Given instruction: Below is a block of data; give all of it again word for word.

Material supplied:

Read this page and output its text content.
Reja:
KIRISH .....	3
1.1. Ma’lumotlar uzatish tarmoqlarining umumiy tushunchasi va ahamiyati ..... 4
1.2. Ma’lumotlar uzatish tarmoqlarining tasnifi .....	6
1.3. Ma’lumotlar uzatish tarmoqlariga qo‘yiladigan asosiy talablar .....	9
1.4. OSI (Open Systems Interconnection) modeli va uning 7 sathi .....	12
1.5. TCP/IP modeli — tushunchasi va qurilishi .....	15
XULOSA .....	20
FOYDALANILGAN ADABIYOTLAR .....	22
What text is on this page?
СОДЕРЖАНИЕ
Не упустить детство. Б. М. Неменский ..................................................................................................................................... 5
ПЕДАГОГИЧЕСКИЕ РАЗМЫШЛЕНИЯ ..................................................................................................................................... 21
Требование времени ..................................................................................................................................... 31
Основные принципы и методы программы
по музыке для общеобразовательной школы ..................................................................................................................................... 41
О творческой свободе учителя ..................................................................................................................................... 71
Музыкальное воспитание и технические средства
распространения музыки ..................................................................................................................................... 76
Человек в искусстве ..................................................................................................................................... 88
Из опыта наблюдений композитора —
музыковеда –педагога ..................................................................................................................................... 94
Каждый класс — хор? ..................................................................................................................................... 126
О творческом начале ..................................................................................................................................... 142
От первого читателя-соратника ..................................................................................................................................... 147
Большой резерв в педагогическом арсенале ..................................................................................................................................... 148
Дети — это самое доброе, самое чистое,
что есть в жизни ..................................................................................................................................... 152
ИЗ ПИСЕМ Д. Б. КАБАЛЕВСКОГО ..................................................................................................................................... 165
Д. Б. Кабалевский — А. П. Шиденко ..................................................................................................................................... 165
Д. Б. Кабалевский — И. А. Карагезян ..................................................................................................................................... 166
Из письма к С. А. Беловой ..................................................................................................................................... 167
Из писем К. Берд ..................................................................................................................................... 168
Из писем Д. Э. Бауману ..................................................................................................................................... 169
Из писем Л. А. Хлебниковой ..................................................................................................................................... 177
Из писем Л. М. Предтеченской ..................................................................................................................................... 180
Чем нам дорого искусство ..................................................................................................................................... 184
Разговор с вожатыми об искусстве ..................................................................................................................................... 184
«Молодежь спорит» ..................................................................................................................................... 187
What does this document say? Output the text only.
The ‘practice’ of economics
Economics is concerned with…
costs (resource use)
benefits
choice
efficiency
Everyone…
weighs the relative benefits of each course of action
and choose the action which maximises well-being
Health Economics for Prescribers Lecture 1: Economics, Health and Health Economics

Solution below:
Read this page and output its text content.
Reja:
KIRISH .....	3
1.1. Ma’lumotlar uzatish tarmoqlarining umumiy tushunchasi va ahamiyati ..... 4
1.2. Ma’lumotlar uzatish tarmoqlarining tasnifi .....	6
1.3. Ma’lumotlar uzatish tarmoqlariga qo‘yiladigan asosiy talablar .....	9
1.4. OSI (Open Systems Interconnection) modeli va uning 7 sathi .....	12
1.5. TCP/IP modeli — tushunchasi va qurilishi .....	15
XULOSA .....	20
FOYDALANILGAN ADABIYOTLAR .....	22
What text is on this page?
СОДЕРЖАНИЕ
Не упустить детство. Б. М. Неменский ..................................................................................................................................... 5
ПЕДАГОГИЧЕСКИЕ РАЗМЫШЛЕНИЯ ..................................................................................................................................... 21
Требование времени ..................................................................................................................................... 31
Основные принципы и методы программы
по музыке для общеобразовательной школы ..................................................................................................................................... 41
О творческой свободе учителя ..................................................................................................................................... 71
Музыкальное воспитание и технические средства
распространения музыки ..................................................................................................................................... 76
Человек в искусстве ..................................................................................................................................... 88
Из опыта наблюдений композитора —
музыковеда –педагога ..................................................................................................................................... 94
Каждый класс — хор? ..................................................................................................................................... 126
О творческом начале ..................................................................................................................................... 142
От первого читателя-соратника ..................................................................................................................................... 147
Большой резерв в педагогическом арсенале ..................................................................................................................................... 148
Дети — это самое доброе, самое чистое,
что есть в жизни ..................................................................................................................................... 152
ИЗ ПИСЕМ Д. Б. КАБАЛЕВСКОГО ..................................................................................................................................... 165
Д. Б. Кабалевский — А. П. Шиденко ..................................................................................................................................... 165
Д. Б. Кабалевский — И. А. Карагезян ..................................................................................................................................... 166
Из письма к С. А. Беловой ..................................................................................................................................... 167
Из писем К. Берд ..................................................................................................................................... 168
Из писем Д. Э. Бауману ..................................................................................................................................... 169
Из писем Л. А. Хлебниковой ..................................................................................................................................... 177
Из писем Л. М. Предтеченской ..................................................................................................................................... 180
Чем нам дорого искусство ..................................................................................................................................... 184
Разговор с вожатыми об искусстве ..................................................................................................................................... 184
«Молодежь спорит» ..................................................................................................................................... 187
What does this document say? Output the text only.
The ‘practice’ of economics
Economics is concerned with…
costs (resource use)
benefits
choice
efficiency
Everyone…
weighs the relative benefits of each course of action
and choose the action which maximises well-being
Health Economics for Prescribers Lecture 1: Economics, Health and Health Economics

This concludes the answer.